Records contained in a dataset:
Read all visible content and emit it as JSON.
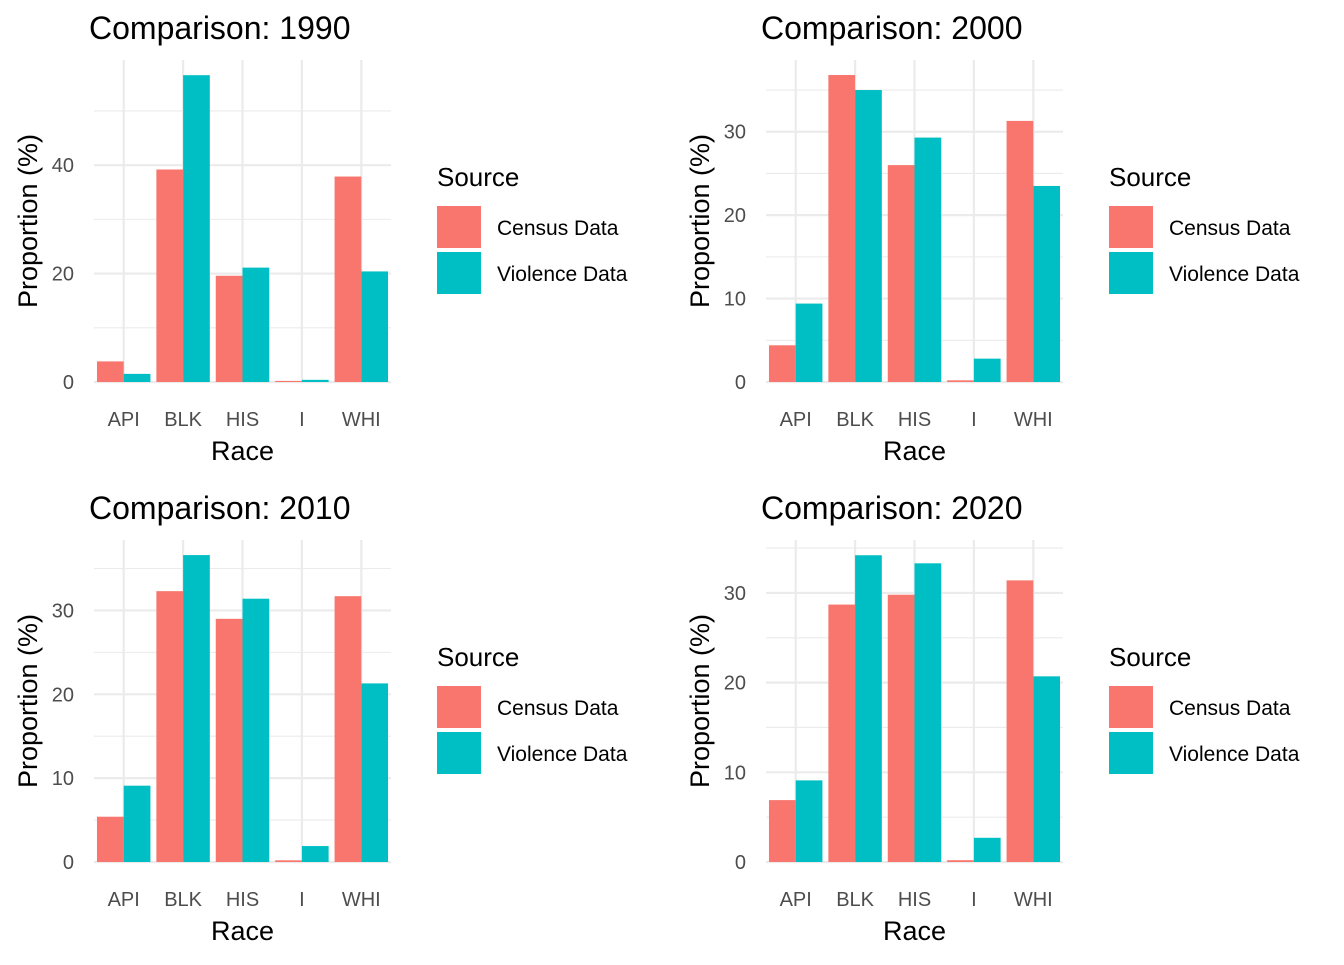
{
  "colors": {
    "census": "#F8766D",
    "violence": "#00BFC4"
  },
  "chart_data": [
    {
      "type": "bar",
      "title": "Comparison: 1990",
      "xlabel": "Race",
      "ylabel": "Proportion (%)",
      "categories": [
        "API",
        "BLK",
        "HIS",
        "I",
        "WHI"
      ],
      "series": [
        {
          "name": "Census Data",
          "values": [
            3.8,
            39.2,
            19.6,
            0.2,
            37.9
          ]
        },
        {
          "name": "Violence Data",
          "values": [
            1.5,
            56.6,
            21.1,
            0.4,
            20.4
          ]
        }
      ],
      "ylim": [
        0,
        59.4
      ],
      "yticks": [
        0,
        20,
        40
      ],
      "yminor": [
        10,
        30,
        50
      ],
      "legend": {
        "title": "Source",
        "position": "right"
      },
      "grid": true
    },
    {
      "type": "bar",
      "title": "Comparison: 2000",
      "xlabel": "Race",
      "ylabel": "Proportion (%)",
      "categories": [
        "API",
        "BLK",
        "HIS",
        "I",
        "WHI"
      ],
      "series": [
        {
          "name": "Census Data",
          "values": [
            4.4,
            36.8,
            26.0,
            0.2,
            31.3
          ]
        },
        {
          "name": "Violence Data",
          "values": [
            9.4,
            35.0,
            29.3,
            2.8,
            23.5
          ]
        }
      ],
      "ylim": [
        0,
        38.6
      ],
      "yticks": [
        0,
        10,
        20,
        30
      ],
      "yminor": [
        5,
        15,
        25,
        35
      ],
      "legend": {
        "title": "Source",
        "position": "right"
      },
      "grid": true
    },
    {
      "type": "bar",
      "title": "Comparison: 2010",
      "xlabel": "Race",
      "ylabel": "Proportion (%)",
      "categories": [
        "API",
        "BLK",
        "HIS",
        "I",
        "WHI"
      ],
      "series": [
        {
          "name": "Census Data",
          "values": [
            5.4,
            32.3,
            29.0,
            0.2,
            31.7
          ]
        },
        {
          "name": "Violence Data",
          "values": [
            9.1,
            36.6,
            31.4,
            1.9,
            21.3
          ]
        }
      ],
      "ylim": [
        0,
        38.4
      ],
      "yticks": [
        0,
        10,
        20,
        30
      ],
      "yminor": [
        5,
        15,
        25,
        35
      ],
      "legend": {
        "title": "Source",
        "position": "right"
      },
      "grid": true
    },
    {
      "type": "bar",
      "title": "Comparison: 2020",
      "xlabel": "Race",
      "ylabel": "Proportion (%)",
      "categories": [
        "API",
        "BLK",
        "HIS",
        "I",
        "WHI"
      ],
      "series": [
        {
          "name": "Census Data",
          "values": [
            6.9,
            28.7,
            29.8,
            0.2,
            31.4
          ]
        },
        {
          "name": "Violence Data",
          "values": [
            9.1,
            34.2,
            33.3,
            2.7,
            20.7
          ]
        }
      ],
      "ylim": [
        0,
        35.9
      ],
      "yticks": [
        0,
        10,
        20,
        30
      ],
      "yminor": [
        5,
        15,
        25,
        35
      ],
      "legend": {
        "title": "Source",
        "position": "right"
      },
      "grid": true
    }
  ]
}
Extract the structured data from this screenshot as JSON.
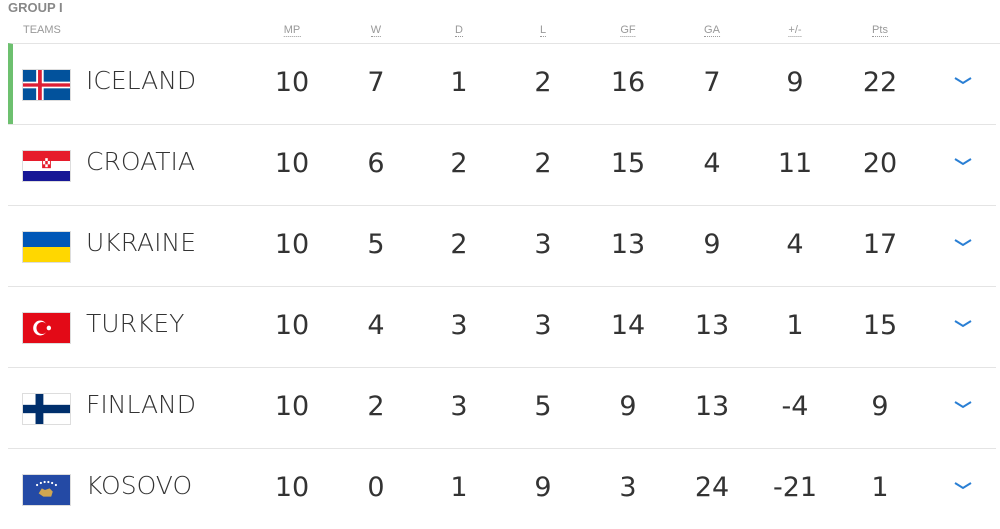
{
  "group_title": "GROUP I",
  "columns": [
    "TEAMS",
    "MP",
    "W",
    "D",
    "L",
    "GF",
    "GA",
    "+/-",
    "Pts"
  ],
  "accent_qualified": "#6dc06f",
  "chevron_color": "#2a7fd4",
  "teams": [
    {
      "name": "ICELAND",
      "flag": "iceland-flag",
      "stats": [
        "10",
        "7",
        "1",
        "2",
        "16",
        "7",
        "9",
        "22"
      ]
    },
    {
      "name": "CROATIA",
      "flag": "croatia-flag",
      "stats": [
        "10",
        "6",
        "2",
        "2",
        "15",
        "4",
        "11",
        "20"
      ]
    },
    {
      "name": "UKRAINE",
      "flag": "ukraine-flag",
      "stats": [
        "10",
        "5",
        "2",
        "3",
        "13",
        "9",
        "4",
        "17"
      ]
    },
    {
      "name": "TURKEY",
      "flag": "turkey-flag",
      "stats": [
        "10",
        "4",
        "3",
        "3",
        "14",
        "13",
        "1",
        "15"
      ]
    },
    {
      "name": "FINLAND",
      "flag": "finland-flag",
      "stats": [
        "10",
        "2",
        "3",
        "5",
        "9",
        "13",
        "-4",
        "9"
      ]
    },
    {
      "name": "KOSOVO",
      "flag": "kosovo-flag",
      "stats": [
        "10",
        "0",
        "1",
        "9",
        "3",
        "24",
        "-21",
        "1"
      ]
    }
  ]
}
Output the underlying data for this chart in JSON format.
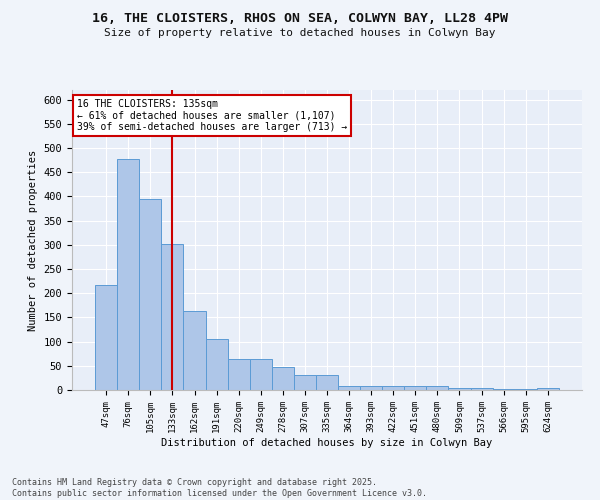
{
  "title_line1": "16, THE CLOISTERS, RHOS ON SEA, COLWYN BAY, LL28 4PW",
  "title_line2": "Size of property relative to detached houses in Colwyn Bay",
  "xlabel": "Distribution of detached houses by size in Colwyn Bay",
  "ylabel": "Number of detached properties",
  "categories": [
    "47sqm",
    "76sqm",
    "105sqm",
    "133sqm",
    "162sqm",
    "191sqm",
    "220sqm",
    "249sqm",
    "278sqm",
    "307sqm",
    "335sqm",
    "364sqm",
    "393sqm",
    "422sqm",
    "451sqm",
    "480sqm",
    "509sqm",
    "537sqm",
    "566sqm",
    "595sqm",
    "624sqm"
  ],
  "values": [
    218,
    478,
    395,
    302,
    163,
    105,
    65,
    65,
    47,
    30,
    30,
    9,
    9,
    9,
    9,
    8,
    5,
    5,
    2,
    2,
    5
  ],
  "bar_color": "#aec6e8",
  "bar_edge_color": "#5b9bd5",
  "bg_color": "#e8eef8",
  "fig_bg_color": "#f0f4fa",
  "grid_color": "#ffffff",
  "vline_x": 3,
  "vline_color": "#cc0000",
  "annotation_text": "16 THE CLOISTERS: 135sqm\n← 61% of detached houses are smaller (1,107)\n39% of semi-detached houses are larger (713) →",
  "annotation_box_color": "#cc0000",
  "footnote": "Contains HM Land Registry data © Crown copyright and database right 2025.\nContains public sector information licensed under the Open Government Licence v3.0.",
  "ylim": [
    0,
    620
  ],
  "yticks": [
    0,
    50,
    100,
    150,
    200,
    250,
    300,
    350,
    400,
    450,
    500,
    550,
    600
  ]
}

### Task goal
Pictures in the records above should not be copied. Repeat everything else exactly.

### Completed exercise
Read all visible content and emit it as JSON.
{
  "colors": {
    "census": "#F8766D",
    "violence": "#00BFC4"
  },
  "chart_data": [
    {
      "type": "bar",
      "title": "Comparison: 1990",
      "xlabel": "Race",
      "ylabel": "Proportion (%)",
      "categories": [
        "API",
        "BLK",
        "HIS",
        "I",
        "WHI"
      ],
      "series": [
        {
          "name": "Census Data",
          "values": [
            3.8,
            39.2,
            19.6,
            0.2,
            37.9
          ]
        },
        {
          "name": "Violence Data",
          "values": [
            1.5,
            56.6,
            21.1,
            0.4,
            20.4
          ]
        }
      ],
      "ylim": [
        0,
        59.4
      ],
      "yticks": [
        0,
        20,
        40
      ],
      "yminor": [
        10,
        30,
        50
      ],
      "legend": {
        "title": "Source",
        "position": "right"
      },
      "grid": true
    },
    {
      "type": "bar",
      "title": "Comparison: 2000",
      "xlabel": "Race",
      "ylabel": "Proportion (%)",
      "categories": [
        "API",
        "BLK",
        "HIS",
        "I",
        "WHI"
      ],
      "series": [
        {
          "name": "Census Data",
          "values": [
            4.4,
            36.8,
            26.0,
            0.2,
            31.3
          ]
        },
        {
          "name": "Violence Data",
          "values": [
            9.4,
            35.0,
            29.3,
            2.8,
            23.5
          ]
        }
      ],
      "ylim": [
        0,
        38.6
      ],
      "yticks": [
        0,
        10,
        20,
        30
      ],
      "yminor": [
        5,
        15,
        25,
        35
      ],
      "legend": {
        "title": "Source",
        "position": "right"
      },
      "grid": true
    },
    {
      "type": "bar",
      "title": "Comparison: 2010",
      "xlabel": "Race",
      "ylabel": "Proportion (%)",
      "categories": [
        "API",
        "BLK",
        "HIS",
        "I",
        "WHI"
      ],
      "series": [
        {
          "name": "Census Data",
          "values": [
            5.4,
            32.3,
            29.0,
            0.2,
            31.7
          ]
        },
        {
          "name": "Violence Data",
          "values": [
            9.1,
            36.6,
            31.4,
            1.9,
            21.3
          ]
        }
      ],
      "ylim": [
        0,
        38.4
      ],
      "yticks": [
        0,
        10,
        20,
        30
      ],
      "yminor": [
        5,
        15,
        25,
        35
      ],
      "legend": {
        "title": "Source",
        "position": "right"
      },
      "grid": true
    },
    {
      "type": "bar",
      "title": "Comparison: 2020",
      "xlabel": "Race",
      "ylabel": "Proportion (%)",
      "categories": [
        "API",
        "BLK",
        "HIS",
        "I",
        "WHI"
      ],
      "series": [
        {
          "name": "Census Data",
          "values": [
            6.9,
            28.7,
            29.8,
            0.2,
            31.4
          ]
        },
        {
          "name": "Violence Data",
          "values": [
            9.1,
            34.2,
            33.3,
            2.7,
            20.7
          ]
        }
      ],
      "ylim": [
        0,
        35.9
      ],
      "yticks": [
        0,
        10,
        20,
        30
      ],
      "yminor": [
        5,
        15,
        25,
        35
      ],
      "legend": {
        "title": "Source",
        "position": "right"
      },
      "grid": true
    }
  ]
}
Extract the structured data from this screenshot as JSON.
{
  "group_title": "GROUP I",
  "columns": [
    "TEAMS",
    "MP",
    "W",
    "D",
    "L",
    "GF",
    "GA",
    "+/-",
    "Pts"
  ],
  "accent_qualified": "#6dc06f",
  "chevron_color": "#2a7fd4",
  "teams": [
    {
      "name": "ICELAND",
      "flag": "iceland-flag",
      "stats": [
        "10",
        "7",
        "1",
        "2",
        "16",
        "7",
        "9",
        "22"
      ]
    },
    {
      "name": "CROATIA",
      "flag": "croatia-flag",
      "stats": [
        "10",
        "6",
        "2",
        "2",
        "15",
        "4",
        "11",
        "20"
      ]
    },
    {
      "name": "UKRAINE",
      "flag": "ukraine-flag",
      "stats": [
        "10",
        "5",
        "2",
        "3",
        "13",
        "9",
        "4",
        "17"
      ]
    },
    {
      "name": "TURKEY",
      "flag": "turkey-flag",
      "stats": [
        "10",
        "4",
        "3",
        "3",
        "14",
        "13",
        "1",
        "15"
      ]
    },
    {
      "name": "FINLAND",
      "flag": "finland-flag",
      "stats": [
        "10",
        "2",
        "3",
        "5",
        "9",
        "13",
        "-4",
        "9"
      ]
    },
    {
      "name": "KOSOVO",
      "flag": "kosovo-flag",
      "stats": [
        "10",
        "0",
        "1",
        "9",
        "3",
        "24",
        "-21",
        "1"
      ]
    }
  ]
}
Output the underlying data for this chart in JSON format.
{
  "title_line1": "16, THE CLOISTERS, RHOS ON SEA, COLWYN BAY, LL28 4PW",
  "title_line2": "Size of property relative to detached houses in Colwyn Bay",
  "xlabel": "Distribution of detached houses by size in Colwyn Bay",
  "ylabel": "Number of detached properties",
  "categories": [
    "47sqm",
    "76sqm",
    "105sqm",
    "133sqm",
    "162sqm",
    "191sqm",
    "220sqm",
    "249sqm",
    "278sqm",
    "307sqm",
    "335sqm",
    "364sqm",
    "393sqm",
    "422sqm",
    "451sqm",
    "480sqm",
    "509sqm",
    "537sqm",
    "566sqm",
    "595sqm",
    "624sqm"
  ],
  "values": [
    218,
    478,
    395,
    302,
    163,
    105,
    65,
    65,
    47,
    30,
    30,
    9,
    9,
    9,
    9,
    8,
    5,
    5,
    2,
    2,
    5
  ],
  "bar_color": "#aec6e8",
  "bar_edge_color": "#5b9bd5",
  "bg_color": "#e8eef8",
  "fig_bg_color": "#f0f4fa",
  "grid_color": "#ffffff",
  "vline_x": 3,
  "vline_color": "#cc0000",
  "annotation_text": "16 THE CLOISTERS: 135sqm\n← 61% of detached houses are smaller (1,107)\n39% of semi-detached houses are larger (713) →",
  "annotation_box_color": "#cc0000",
  "footnote": "Contains HM Land Registry data © Crown copyright and database right 2025.\nContains public sector information licensed under the Open Government Licence v3.0.",
  "ylim": [
    0,
    620
  ],
  "yticks": [
    0,
    50,
    100,
    150,
    200,
    250,
    300,
    350,
    400,
    450,
    500,
    550,
    600
  ]
}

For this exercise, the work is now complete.